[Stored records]
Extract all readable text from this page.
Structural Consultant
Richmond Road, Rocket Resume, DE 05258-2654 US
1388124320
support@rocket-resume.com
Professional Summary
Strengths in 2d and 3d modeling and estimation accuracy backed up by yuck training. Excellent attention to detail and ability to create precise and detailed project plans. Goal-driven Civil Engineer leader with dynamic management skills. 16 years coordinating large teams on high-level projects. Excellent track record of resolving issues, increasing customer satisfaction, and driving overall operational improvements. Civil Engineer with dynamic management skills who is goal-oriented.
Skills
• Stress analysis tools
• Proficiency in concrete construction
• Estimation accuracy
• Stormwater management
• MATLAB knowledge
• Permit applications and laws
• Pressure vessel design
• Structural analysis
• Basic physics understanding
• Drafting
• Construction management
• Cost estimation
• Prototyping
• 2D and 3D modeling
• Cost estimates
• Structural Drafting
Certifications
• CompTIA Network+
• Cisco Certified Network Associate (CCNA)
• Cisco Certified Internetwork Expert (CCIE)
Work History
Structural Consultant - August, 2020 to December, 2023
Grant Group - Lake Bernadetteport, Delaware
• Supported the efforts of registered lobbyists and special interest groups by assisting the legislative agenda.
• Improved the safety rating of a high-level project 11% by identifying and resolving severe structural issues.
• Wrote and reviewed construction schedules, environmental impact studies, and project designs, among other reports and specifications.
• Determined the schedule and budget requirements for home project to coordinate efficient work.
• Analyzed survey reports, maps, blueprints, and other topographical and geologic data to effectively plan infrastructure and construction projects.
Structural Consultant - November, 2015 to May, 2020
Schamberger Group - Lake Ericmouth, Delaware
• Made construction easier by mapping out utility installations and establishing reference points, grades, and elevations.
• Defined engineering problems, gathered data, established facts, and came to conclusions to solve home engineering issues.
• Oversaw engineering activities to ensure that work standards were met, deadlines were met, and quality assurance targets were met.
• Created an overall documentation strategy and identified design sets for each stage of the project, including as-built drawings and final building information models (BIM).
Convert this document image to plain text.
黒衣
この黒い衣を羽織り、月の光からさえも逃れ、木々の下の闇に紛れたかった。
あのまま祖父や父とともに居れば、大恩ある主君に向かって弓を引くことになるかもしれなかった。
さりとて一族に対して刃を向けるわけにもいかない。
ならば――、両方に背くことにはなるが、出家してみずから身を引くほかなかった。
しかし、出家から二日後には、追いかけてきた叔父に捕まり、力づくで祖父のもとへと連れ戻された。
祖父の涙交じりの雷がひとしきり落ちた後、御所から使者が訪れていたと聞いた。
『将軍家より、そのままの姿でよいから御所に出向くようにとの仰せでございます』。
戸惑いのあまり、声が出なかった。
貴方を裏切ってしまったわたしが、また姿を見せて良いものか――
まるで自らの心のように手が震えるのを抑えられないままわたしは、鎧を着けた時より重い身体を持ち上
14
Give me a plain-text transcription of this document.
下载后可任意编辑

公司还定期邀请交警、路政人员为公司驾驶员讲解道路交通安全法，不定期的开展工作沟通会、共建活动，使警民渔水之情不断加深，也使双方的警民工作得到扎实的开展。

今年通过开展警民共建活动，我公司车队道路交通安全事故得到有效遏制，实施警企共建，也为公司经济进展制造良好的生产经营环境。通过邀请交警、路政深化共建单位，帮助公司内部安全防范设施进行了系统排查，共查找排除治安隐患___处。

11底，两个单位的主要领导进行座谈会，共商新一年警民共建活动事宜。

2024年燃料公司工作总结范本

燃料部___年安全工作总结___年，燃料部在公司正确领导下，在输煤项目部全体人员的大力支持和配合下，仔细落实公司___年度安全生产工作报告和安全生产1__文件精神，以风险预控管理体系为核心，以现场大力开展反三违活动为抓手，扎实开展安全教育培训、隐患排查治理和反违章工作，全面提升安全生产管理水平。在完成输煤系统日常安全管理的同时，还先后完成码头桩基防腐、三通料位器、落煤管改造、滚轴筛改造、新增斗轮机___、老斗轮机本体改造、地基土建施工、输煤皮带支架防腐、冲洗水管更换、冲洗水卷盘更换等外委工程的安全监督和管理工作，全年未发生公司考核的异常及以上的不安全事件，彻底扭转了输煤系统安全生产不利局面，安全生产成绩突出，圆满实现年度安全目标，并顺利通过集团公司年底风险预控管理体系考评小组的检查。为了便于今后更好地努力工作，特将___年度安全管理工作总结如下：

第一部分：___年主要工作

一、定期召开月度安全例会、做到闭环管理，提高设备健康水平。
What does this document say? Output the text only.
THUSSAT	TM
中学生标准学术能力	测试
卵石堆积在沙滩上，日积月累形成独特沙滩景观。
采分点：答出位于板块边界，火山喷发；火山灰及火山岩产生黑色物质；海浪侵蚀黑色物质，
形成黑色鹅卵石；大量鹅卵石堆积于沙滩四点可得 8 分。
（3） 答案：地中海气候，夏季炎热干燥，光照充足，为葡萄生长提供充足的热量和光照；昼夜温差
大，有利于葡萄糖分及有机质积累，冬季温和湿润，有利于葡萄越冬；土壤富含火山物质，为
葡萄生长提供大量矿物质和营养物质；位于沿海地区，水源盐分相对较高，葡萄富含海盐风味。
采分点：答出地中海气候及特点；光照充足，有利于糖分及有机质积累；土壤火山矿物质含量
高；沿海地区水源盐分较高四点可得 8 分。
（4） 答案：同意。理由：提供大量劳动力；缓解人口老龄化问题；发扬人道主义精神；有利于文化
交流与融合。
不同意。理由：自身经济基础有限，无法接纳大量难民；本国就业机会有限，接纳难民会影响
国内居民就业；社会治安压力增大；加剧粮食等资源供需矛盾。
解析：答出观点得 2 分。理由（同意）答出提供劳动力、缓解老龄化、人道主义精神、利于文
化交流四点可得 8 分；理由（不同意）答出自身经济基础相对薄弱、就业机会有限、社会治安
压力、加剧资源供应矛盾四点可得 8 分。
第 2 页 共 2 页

[What this task involves]
Output the whole listing above again, word for word.

[Reply]
Extract all readable text from this page.
Structural Consultant
Richmond Road, Rocket Resume, DE 05258-2654 US
1388124320
support@rocket-resume.com
Professional Summary
Strengths in 2d and 3d modeling and estimation accuracy backed up by yuck training. Excellent attention to detail and ability to create precise and detailed project plans. Goal-driven Civil Engineer leader with dynamic management skills. 16 years coordinating large teams on high-level projects. Excellent track record of resolving issues, increasing customer satisfaction, and driving overall operational improvements. Civil Engineer with dynamic management skills who is goal-oriented.
Skills
• Stress analysis tools
• Proficiency in concrete construction
• Estimation accuracy
• Stormwater management
• MATLAB knowledge
• Permit applications and laws
• Pressure vessel design
• Structural analysis
• Basic physics understanding
• Drafting
• Construction management
• Cost estimation
• Prototyping
• 2D and 3D modeling
• Cost estimates
• Structural Drafting
Certifications
• CompTIA Network+
• Cisco Certified Network Associate (CCNA)
• Cisco Certified Internetwork Expert (CCIE)
Work History
Structural Consultant - August, 2020 to December, 2023
Grant Group - Lake Bernadetteport, Delaware
• Supported the efforts of registered lobbyists and special interest groups by assisting the legislative agenda.
• Improved the safety rating of a high-level project 11% by identifying and resolving severe structural issues.
• Wrote and reviewed construction schedules, environmental impact studies, and project designs, among other reports and specifications.
• Determined the schedule and budget requirements for home project to coordinate efficient work.
• Analyzed survey reports, maps, blueprints, and other topographical and geologic data to effectively plan infrastructure and construction projects.
Structural Consultant - November, 2015 to May, 2020
Schamberger Group - Lake Ericmouth, Delaware
• Made construction easier by mapping out utility installations and establishing reference points, grades, and elevations.
• Defined engineering problems, gathered data, established facts, and came to conclusions to solve home engineering issues.
• Oversaw engineering activities to ensure that work standards were met, deadlines were met, and quality assurance targets were met.
• Created an overall documentation strategy and identified design sets for each stage of the project, including as-built drawings and final building information models (BIM).
Convert this document image to plain text.
黒衣
この黒い衣を羽織り、月の光からさえも逃れ、木々の下の闇に紛れたかった。
あのまま祖父や父とともに居れば、大恩ある主君に向かって弓を引くことになるかもしれなかった。
さりとて一族に対して刃を向けるわけにもいかない。
ならば――、両方に背くことにはなるが、出家してみずから身を引くほかなかった。
しかし、出家から二日後には、追いかけてきた叔父に捕まり、力づくで祖父のもとへと連れ戻された。
祖父の涙交じりの雷がひとしきり落ちた後、御所から使者が訪れていたと聞いた。
『将軍家より、そのままの姿でよいから御所に出向くようにとの仰せでございます』。
戸惑いのあまり、声が出なかった。
貴方を裏切ってしまったわたしが、また姿を見せて良いものか――
まるで自らの心のように手が震えるのを抑えられないままわたしは、鎧を着けた時より重い身体を持ち上
14
Give me a plain-text transcription of this document.
下载后可任意编辑

公司还定期邀请交警、路政人员为公司驾驶员讲解道路交通安全法，不定期的开展工作沟通会、共建活动，使警民渔水之情不断加深，也使双方的警民工作得到扎实的开展。

今年通过开展警民共建活动，我公司车队道路交通安全事故得到有效遏制，实施警企共建，也为公司经济进展制造良好的生产经营环境。通过邀请交警、路政深化共建单位，帮助公司内部安全防范设施进行了系统排查，共查找排除治安隐患___处。

11底，两个单位的主要领导进行座谈会，共商新一年警民共建活动事宜。

2024年燃料公司工作总结范本

燃料部___年安全工作总结___年，燃料部在公司正确领导下，在输煤项目部全体人员的大力支持和配合下，仔细落实公司___年度安全生产工作报告和安全生产1__文件精神，以风险预控管理体系为核心，以现场大力开展反三违活动为抓手，扎实开展安全教育培训、隐患排查治理和反违章工作，全面提升安全生产管理水平。在完成输煤系统日常安全管理的同时，还先后完成码头桩基防腐、三通料位器、落煤管改造、滚轴筛改造、新增斗轮机___、老斗轮机本体改造、地基土建施工、输煤皮带支架防腐、冲洗水管更换、冲洗水卷盘更换等外委工程的安全监督和管理工作，全年未发生公司考核的异常及以上的不安全事件，彻底扭转了输煤系统安全生产不利局面，安全生产成绩突出，圆满实现年度安全目标，并顺利通过集团公司年底风险预控管理体系考评小组的检查。为了便于今后更好地努力工作，特将___年度安全管理工作总结如下：

第一部分：___年主要工作

一、定期召开月度安全例会、做到闭环管理，提高设备健康水平。
What does this document say? Output the text only.
THUSSAT	TM
中学生标准学术能力	测试
卵石堆积在沙滩上，日积月累形成独特沙滩景观。
采分点：答出位于板块边界，火山喷发；火山灰及火山岩产生黑色物质；海浪侵蚀黑色物质，
形成黑色鹅卵石；大量鹅卵石堆积于沙滩四点可得 8 分。
（3） 答案：地中海气候，夏季炎热干燥，光照充足，为葡萄生长提供充足的热量和光照；昼夜温差
大，有利于葡萄糖分及有机质积累，冬季温和湿润，有利于葡萄越冬；土壤富含火山物质，为
葡萄生长提供大量矿物质和营养物质；位于沿海地区，水源盐分相对较高，葡萄富含海盐风味。
采分点：答出地中海气候及特点；光照充足，有利于糖分及有机质积累；土壤火山矿物质含量
高；沿海地区水源盐分较高四点可得 8 分。
（4） 答案：同意。理由：提供大量劳动力；缓解人口老龄化问题；发扬人道主义精神；有利于文化
交流与融合。
不同意。理由：自身经济基础有限，无法接纳大量难民；本国就业机会有限，接纳难民会影响
国内居民就业；社会治安压力增大；加剧粮食等资源供需矛盾。
解析：答出观点得 2 分。理由（同意）答出提供劳动力、缓解老龄化、人道主义精神、利于文
化交流四点可得 8 分；理由（不同意）答出自身经济基础相对薄弱、就业机会有限、社会治安
压力、加剧资源供应矛盾四点可得 8 分。
第 2 页 共 2 页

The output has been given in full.